▶ **What the task requires**: Go through the lines below. Copy those with "name".

▶ **Material provided**:
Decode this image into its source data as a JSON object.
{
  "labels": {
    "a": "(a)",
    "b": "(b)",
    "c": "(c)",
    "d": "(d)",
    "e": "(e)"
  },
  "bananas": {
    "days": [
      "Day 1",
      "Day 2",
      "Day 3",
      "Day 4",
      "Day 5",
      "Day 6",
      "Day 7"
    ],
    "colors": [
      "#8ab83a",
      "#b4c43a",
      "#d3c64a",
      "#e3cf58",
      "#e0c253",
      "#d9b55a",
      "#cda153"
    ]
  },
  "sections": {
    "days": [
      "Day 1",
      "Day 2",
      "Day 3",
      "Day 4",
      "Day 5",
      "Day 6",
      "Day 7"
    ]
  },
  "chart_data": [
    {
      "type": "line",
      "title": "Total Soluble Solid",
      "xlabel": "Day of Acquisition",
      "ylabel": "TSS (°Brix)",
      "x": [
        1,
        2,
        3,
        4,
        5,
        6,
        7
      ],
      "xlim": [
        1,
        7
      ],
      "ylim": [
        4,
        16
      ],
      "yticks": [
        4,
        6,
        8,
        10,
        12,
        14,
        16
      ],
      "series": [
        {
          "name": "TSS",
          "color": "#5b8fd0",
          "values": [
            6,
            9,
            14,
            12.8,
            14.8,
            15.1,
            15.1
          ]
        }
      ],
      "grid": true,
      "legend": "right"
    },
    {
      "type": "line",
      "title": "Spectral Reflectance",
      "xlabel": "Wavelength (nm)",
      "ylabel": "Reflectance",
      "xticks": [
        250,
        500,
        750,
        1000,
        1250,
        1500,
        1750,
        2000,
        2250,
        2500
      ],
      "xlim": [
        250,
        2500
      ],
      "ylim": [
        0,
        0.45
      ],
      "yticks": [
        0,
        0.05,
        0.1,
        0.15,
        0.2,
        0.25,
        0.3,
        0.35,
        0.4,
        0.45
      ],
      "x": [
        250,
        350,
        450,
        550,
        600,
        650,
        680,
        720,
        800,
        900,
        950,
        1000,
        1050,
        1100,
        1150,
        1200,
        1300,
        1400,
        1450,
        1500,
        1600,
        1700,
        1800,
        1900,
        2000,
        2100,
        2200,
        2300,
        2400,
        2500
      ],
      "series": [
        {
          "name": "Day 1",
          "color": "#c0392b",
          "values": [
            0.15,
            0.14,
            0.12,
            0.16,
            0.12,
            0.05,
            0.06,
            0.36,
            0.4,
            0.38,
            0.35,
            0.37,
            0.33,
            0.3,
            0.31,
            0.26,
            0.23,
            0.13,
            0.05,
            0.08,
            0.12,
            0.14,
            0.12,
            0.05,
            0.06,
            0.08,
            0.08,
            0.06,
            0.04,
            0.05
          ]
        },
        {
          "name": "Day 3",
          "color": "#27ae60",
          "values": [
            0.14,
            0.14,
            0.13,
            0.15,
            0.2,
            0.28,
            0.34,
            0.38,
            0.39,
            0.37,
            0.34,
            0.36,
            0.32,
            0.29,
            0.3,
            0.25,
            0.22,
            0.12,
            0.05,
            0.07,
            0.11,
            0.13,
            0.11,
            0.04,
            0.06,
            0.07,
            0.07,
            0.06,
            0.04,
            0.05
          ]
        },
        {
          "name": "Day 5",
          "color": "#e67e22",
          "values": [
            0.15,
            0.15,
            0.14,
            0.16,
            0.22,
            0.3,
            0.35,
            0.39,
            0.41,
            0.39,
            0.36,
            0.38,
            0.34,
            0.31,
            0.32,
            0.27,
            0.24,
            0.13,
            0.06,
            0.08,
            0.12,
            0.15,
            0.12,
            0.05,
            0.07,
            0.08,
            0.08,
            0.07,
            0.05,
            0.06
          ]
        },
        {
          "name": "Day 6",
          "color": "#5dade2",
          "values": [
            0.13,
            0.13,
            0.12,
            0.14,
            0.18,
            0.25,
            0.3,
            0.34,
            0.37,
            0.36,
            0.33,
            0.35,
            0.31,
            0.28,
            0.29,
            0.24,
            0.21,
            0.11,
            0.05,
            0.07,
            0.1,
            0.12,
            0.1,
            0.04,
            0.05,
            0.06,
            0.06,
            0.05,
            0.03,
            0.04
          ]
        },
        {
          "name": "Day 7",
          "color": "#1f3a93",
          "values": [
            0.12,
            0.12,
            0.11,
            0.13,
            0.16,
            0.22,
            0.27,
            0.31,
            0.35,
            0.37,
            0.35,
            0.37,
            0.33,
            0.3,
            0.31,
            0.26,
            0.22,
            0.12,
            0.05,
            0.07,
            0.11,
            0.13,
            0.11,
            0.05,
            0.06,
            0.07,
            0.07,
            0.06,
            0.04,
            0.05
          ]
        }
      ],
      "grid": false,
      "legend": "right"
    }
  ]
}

▶ **Output for this exercise**:
          "name": "TSS",
          "name": "Day 1",
          "name": "Day 3",
          "name": "Day 5",
          "name": "Day 6",
          "name": "Day 7",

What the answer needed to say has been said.